THE REQUEST
Repeat all of the records verbatim.

DATA SHOWN
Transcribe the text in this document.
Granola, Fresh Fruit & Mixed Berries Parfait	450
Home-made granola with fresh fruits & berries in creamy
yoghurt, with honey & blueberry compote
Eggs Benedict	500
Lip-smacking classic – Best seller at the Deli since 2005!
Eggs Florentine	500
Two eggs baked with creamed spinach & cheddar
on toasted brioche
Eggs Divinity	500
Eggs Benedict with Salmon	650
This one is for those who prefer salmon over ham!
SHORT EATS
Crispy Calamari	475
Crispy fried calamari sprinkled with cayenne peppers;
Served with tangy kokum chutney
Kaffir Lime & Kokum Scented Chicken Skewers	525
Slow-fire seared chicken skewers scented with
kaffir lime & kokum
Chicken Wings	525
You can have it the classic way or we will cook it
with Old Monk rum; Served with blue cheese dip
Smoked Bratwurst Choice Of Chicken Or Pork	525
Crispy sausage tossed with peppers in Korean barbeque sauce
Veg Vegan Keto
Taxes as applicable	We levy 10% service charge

THE RESPONSE
Transcribe the text in this document.
Granola, Fresh Fruit & Mixed Berries Parfait	450
Home-made granola with fresh fruits & berries in creamy
yoghurt, with honey & blueberry compote
Eggs Benedict	500
Lip-smacking classic – Best seller at the Deli since 2005!
Eggs Florentine	500
Two eggs baked with creamed spinach & cheddar
on toasted brioche
Eggs Divinity	500
Eggs Benedict with Salmon	650
This one is for those who prefer salmon over ham!
SHORT EATS
Crispy Calamari	475
Crispy fried calamari sprinkled with cayenne peppers;
Served with tangy kokum chutney
Kaffir Lime & Kokum Scented Chicken Skewers	525
Slow-fire seared chicken skewers scented with
kaffir lime & kokum
Chicken Wings	525
You can have it the classic way or we will cook it
with Old Monk rum; Served with blue cheese dip
Smoked Bratwurst Choice Of Chicken Or Pork	525
Crispy sausage tossed with peppers in Korean barbeque sauce
Veg Vegan Keto
Taxes as applicable	We levy 10% service charge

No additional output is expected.